**Aim**. Copy every entry exactly as given, minus the images.

Dataset records:
┄┄┄┄┄┄┄┄┄┄┄┄┄┄┄┄┄┄┄┄

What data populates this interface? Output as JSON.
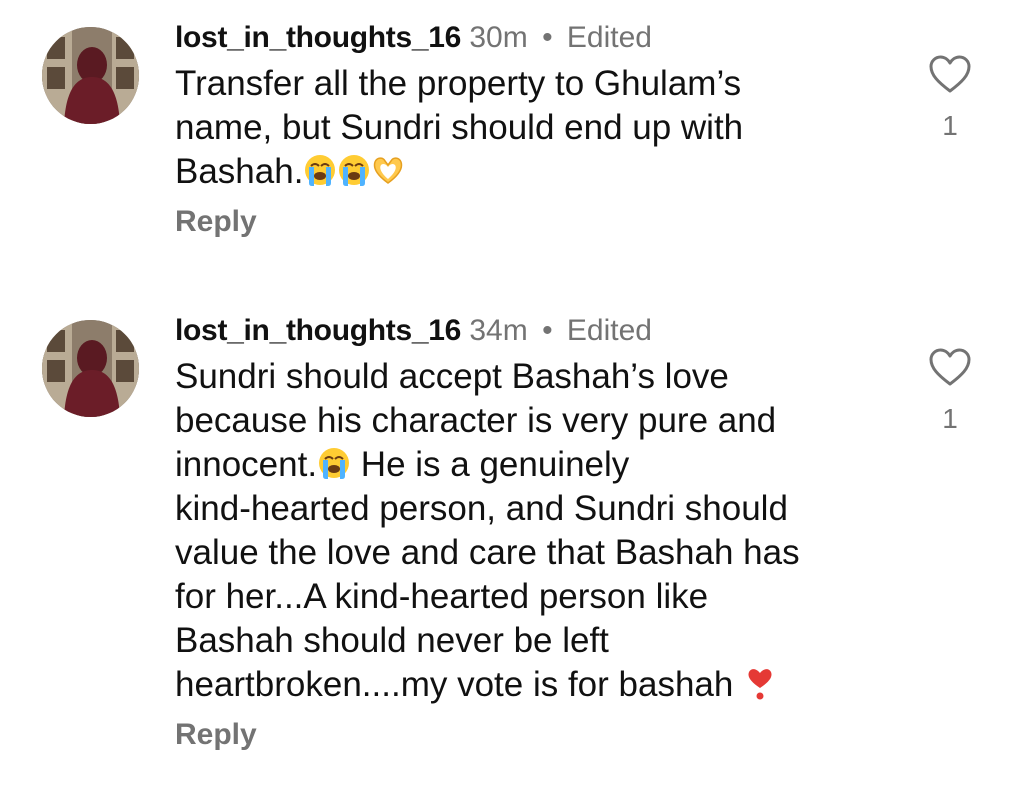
{
  "comments": [
    {
      "username": "lost_in_thoughts_16",
      "time": "30m",
      "separator": "•",
      "edited": "Edited",
      "lines": [
        "Transfer all the property to Ghulam’s",
        "name, but Sundri should end up with",
        "Bashah."
      ],
      "emojis_after_last_line": [
        "loudly-crying-face-emoji",
        "loudly-crying-face-emoji",
        "heart-hands-emoji"
      ],
      "reply_label": "Reply",
      "like_icon": "heart-outline-icon",
      "like_count": "1"
    },
    {
      "username": "lost_in_thoughts_16",
      "time": "34m",
      "separator": "•",
      "edited": "Edited",
      "lines": [
        "Sundri should accept Bashah’s love",
        "because his character is very pure and",
        "innocent.",
        " He is a genuinely",
        "kind-hearted person, and Sundri should",
        "value the love and care that Bashah has",
        "for her...A kind-hearted person like",
        "Bashah should never be left",
        "heartbroken....my vote is for bashah "
      ],
      "emojis": [
        "loudly-crying-face-emoji",
        "heart-exclamation-emoji"
      ],
      "reply_label": "Reply",
      "like_icon": "heart-outline-icon",
      "like_count": "1"
    }
  ],
  "colors": {
    "text": "#111111",
    "secondary": "#737373",
    "background": "#ffffff"
  }
}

┄┄┄┄┄┄┄┄┄┄┄┄┄┄┄┄┄┄┄┄

**Response**.
What data populates this interface? Output as JSON.
{
  "comments": [
    {
      "username": "lost_in_thoughts_16",
      "time": "30m",
      "separator": "•",
      "edited": "Edited",
      "lines": [
        "Transfer all the property to Ghulam’s",
        "name, but Sundri should end up with",
        "Bashah."
      ],
      "emojis_after_last_line": [
        "loudly-crying-face-emoji",
        "loudly-crying-face-emoji",
        "heart-hands-emoji"
      ],
      "reply_label": "Reply",
      "like_icon": "heart-outline-icon",
      "like_count": "1"
    },
    {
      "username": "lost_in_thoughts_16",
      "time": "34m",
      "separator": "•",
      "edited": "Edited",
      "lines": [
        "Sundri should accept Bashah’s love",
        "because his character is very pure and",
        "innocent.",
        " He is a genuinely",
        "kind-hearted person, and Sundri should",
        "value the love and care that Bashah has",
        "for her...A kind-hearted person like",
        "Bashah should never be left",
        "heartbroken....my vote is for bashah "
      ],
      "emojis": [
        "loudly-crying-face-emoji",
        "heart-exclamation-emoji"
      ],
      "reply_label": "Reply",
      "like_icon": "heart-outline-icon",
      "like_count": "1"
    }
  ],
  "colors": {
    "text": "#111111",
    "secondary": "#737373",
    "background": "#ffffff"
  }
}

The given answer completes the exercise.